:: WHAT IS EXPECTED ::
Each line of the material must be returned exactly.

:: Items from a dataset ::
━━━━━━━━━━━━━━━━━━━━
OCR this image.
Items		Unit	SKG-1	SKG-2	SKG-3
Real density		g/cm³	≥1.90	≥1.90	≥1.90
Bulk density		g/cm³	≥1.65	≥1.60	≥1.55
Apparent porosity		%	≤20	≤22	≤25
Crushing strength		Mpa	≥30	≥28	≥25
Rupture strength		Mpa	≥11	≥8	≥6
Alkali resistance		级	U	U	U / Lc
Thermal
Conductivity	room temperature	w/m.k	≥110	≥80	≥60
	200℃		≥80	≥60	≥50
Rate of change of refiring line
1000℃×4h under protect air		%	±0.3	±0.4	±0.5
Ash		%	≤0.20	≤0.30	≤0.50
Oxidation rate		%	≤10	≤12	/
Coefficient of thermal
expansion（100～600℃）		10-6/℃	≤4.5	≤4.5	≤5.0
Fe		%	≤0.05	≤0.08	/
━━━━━━━━━━━━━━━━━━━━
:: WRITTEN REPLY ::
OCR this image.
Items		Unit	SKG-1	SKG-2	SKG-3
Real density		g/cm³	≥1.90	≥1.90	≥1.90
Bulk density		g/cm³	≥1.65	≥1.60	≥1.55
Apparent porosity		%	≤20	≤22	≤25
Crushing strength		Mpa	≥30	≥28	≥25
Rupture strength		Mpa	≥11	≥8	≥6
Alkali resistance		级	U	U	U / Lc
Thermal
Conductivity	room temperature	w/m.k	≥110	≥80	≥60
	200℃		≥80	≥60	≥50
Rate of change of refiring line
1000℃×4h under protect air		%	±0.3	±0.4	±0.5
Ash		%	≤0.20	≤0.30	≤0.50
Oxidation rate		%	≤10	≤12	/
Coefficient of thermal
expansion（100～600℃）		10-6/℃	≤4.5	≤4.5	≤5.0
Fe		%	≤0.05	≤0.08	/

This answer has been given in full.